— The exercise —
Search the material below for the string "concentration" and extract each line that has it.

Some records:

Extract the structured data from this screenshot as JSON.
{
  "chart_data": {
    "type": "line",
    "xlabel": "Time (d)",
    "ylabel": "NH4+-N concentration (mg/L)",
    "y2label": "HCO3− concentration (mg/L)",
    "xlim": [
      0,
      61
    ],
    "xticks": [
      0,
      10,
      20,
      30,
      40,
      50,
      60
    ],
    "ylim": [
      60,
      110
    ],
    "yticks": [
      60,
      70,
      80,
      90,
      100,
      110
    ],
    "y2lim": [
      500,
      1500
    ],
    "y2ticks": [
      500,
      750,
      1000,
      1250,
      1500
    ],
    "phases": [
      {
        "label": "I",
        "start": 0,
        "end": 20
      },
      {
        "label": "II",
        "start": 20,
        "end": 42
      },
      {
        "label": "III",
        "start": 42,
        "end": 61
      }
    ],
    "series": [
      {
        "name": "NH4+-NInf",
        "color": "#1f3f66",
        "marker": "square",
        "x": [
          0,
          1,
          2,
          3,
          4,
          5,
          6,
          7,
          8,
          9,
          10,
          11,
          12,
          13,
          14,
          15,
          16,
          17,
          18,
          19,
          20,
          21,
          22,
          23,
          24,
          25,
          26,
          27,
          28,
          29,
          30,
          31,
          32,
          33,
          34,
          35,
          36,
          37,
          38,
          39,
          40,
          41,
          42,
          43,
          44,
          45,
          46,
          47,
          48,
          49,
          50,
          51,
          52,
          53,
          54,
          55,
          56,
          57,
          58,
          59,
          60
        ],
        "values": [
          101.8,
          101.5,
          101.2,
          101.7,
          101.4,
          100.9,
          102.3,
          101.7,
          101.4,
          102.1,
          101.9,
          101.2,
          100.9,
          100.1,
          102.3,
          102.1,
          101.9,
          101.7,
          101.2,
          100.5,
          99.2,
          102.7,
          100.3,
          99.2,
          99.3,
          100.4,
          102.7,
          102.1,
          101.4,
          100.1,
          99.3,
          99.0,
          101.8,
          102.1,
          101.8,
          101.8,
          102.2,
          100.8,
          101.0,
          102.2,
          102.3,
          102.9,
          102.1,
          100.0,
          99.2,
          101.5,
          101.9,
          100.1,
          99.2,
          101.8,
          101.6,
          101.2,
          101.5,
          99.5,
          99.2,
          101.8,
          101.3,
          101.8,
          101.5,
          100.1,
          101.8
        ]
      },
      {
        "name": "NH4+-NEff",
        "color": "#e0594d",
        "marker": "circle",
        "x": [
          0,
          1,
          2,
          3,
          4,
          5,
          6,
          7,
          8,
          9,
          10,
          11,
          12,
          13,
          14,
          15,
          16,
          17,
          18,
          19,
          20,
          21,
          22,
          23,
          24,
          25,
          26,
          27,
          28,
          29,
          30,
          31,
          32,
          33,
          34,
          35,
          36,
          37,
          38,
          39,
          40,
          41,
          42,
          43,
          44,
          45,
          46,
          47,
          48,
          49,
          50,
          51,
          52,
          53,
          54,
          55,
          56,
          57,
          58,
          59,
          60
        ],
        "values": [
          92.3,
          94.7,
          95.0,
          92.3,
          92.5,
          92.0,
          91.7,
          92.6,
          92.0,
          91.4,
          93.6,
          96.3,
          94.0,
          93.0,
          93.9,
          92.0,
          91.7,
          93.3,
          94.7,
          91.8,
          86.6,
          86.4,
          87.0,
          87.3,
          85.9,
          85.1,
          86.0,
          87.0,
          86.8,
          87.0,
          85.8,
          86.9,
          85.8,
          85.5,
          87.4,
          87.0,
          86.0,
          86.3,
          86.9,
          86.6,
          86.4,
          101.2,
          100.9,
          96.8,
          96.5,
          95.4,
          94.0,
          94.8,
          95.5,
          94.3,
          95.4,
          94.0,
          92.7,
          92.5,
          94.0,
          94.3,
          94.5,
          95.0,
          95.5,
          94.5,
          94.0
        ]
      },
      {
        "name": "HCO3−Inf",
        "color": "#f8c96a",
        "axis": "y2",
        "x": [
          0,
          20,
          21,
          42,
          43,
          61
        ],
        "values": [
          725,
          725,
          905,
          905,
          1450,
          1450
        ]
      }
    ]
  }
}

— Exercise answer —
    "ylabel": "NH4+-N concentration (mg/L)",
    "y2label": "HCO3− concentration (mg/L)",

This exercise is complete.